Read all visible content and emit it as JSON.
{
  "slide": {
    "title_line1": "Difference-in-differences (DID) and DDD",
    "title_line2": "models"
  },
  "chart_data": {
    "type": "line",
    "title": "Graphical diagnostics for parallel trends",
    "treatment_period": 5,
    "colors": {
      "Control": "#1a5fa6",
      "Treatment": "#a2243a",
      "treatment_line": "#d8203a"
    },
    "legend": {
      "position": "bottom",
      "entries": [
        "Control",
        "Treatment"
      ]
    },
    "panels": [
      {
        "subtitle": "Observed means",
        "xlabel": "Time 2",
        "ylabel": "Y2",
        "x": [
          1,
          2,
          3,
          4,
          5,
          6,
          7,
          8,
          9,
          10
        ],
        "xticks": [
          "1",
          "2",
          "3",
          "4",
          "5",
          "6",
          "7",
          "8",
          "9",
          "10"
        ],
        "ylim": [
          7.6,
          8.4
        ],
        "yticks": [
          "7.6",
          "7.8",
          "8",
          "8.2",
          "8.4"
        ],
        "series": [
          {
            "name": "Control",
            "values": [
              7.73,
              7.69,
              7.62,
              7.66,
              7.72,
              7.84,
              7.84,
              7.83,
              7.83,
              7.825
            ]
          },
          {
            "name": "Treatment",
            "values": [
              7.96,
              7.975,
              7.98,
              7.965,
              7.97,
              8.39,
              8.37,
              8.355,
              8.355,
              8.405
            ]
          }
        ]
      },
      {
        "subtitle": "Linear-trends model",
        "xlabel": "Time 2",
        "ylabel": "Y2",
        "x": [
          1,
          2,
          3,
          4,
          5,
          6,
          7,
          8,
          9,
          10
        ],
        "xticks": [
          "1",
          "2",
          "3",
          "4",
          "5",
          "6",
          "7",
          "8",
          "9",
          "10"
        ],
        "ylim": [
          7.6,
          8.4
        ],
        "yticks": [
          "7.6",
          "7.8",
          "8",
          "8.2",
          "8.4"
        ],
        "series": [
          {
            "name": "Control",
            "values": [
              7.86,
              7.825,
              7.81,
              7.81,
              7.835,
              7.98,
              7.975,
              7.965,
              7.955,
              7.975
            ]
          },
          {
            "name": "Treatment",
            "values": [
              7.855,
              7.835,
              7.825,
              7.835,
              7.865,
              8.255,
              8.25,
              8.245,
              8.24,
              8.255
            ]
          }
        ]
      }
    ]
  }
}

SET TASK
From the listing above, reproduce all the lines exactly.

RESPONSE FOR THIS EXERCISE
Read all visible content and emit it as JSON.
{
  "slide": {
    "title_line1": "Difference-in-differences (DID) and DDD",
    "title_line2": "models"
  },
  "chart_data": {
    "type": "line",
    "title": "Graphical diagnostics for parallel trends",
    "treatment_period": 5,
    "colors": {
      "Control": "#1a5fa6",
      "Treatment": "#a2243a",
      "treatment_line": "#d8203a"
    },
    "legend": {
      "position": "bottom",
      "entries": [
        "Control",
        "Treatment"
      ]
    },
    "panels": [
      {
        "subtitle": "Observed means",
        "xlabel": "Time 2",
        "ylabel": "Y2",
        "x": [
          1,
          2,
          3,
          4,
          5,
          6,
          7,
          8,
          9,
          10
        ],
        "xticks": [
          "1",
          "2",
          "3",
          "4",
          "5",
          "6",
          "7",
          "8",
          "9",
          "10"
        ],
        "ylim": [
          7.6,
          8.4
        ],
        "yticks": [
          "7.6",
          "7.8",
          "8",
          "8.2",
          "8.4"
        ],
        "series": [
          {
            "name": "Control",
            "values": [
              7.73,
              7.69,
              7.62,
              7.66,
              7.72,
              7.84,
              7.84,
              7.83,
              7.83,
              7.825
            ]
          },
          {
            "name": "Treatment",
            "values": [
              7.96,
              7.975,
              7.98,
              7.965,
              7.97,
              8.39,
              8.37,
              8.355,
              8.355,
              8.405
            ]
          }
        ]
      },
      {
        "subtitle": "Linear-trends model",
        "xlabel": "Time 2",
        "ylabel": "Y2",
        "x": [
          1,
          2,
          3,
          4,
          5,
          6,
          7,
          8,
          9,
          10
        ],
        "xticks": [
          "1",
          "2",
          "3",
          "4",
          "5",
          "6",
          "7",
          "8",
          "9",
          "10"
        ],
        "ylim": [
          7.6,
          8.4
        ],
        "yticks": [
          "7.6",
          "7.8",
          "8",
          "8.2",
          "8.4"
        ],
        "series": [
          {
            "name": "Control",
            "values": [
              7.86,
              7.825,
              7.81,
              7.81,
              7.835,
              7.98,
              7.975,
              7.965,
              7.955,
              7.975
            ]
          },
          {
            "name": "Treatment",
            "values": [
              7.855,
              7.835,
              7.825,
              7.835,
              7.865,
              8.255,
              8.25,
              8.245,
              8.24,
              8.255
            ]
          }
        ]
      }
    ]
  }
}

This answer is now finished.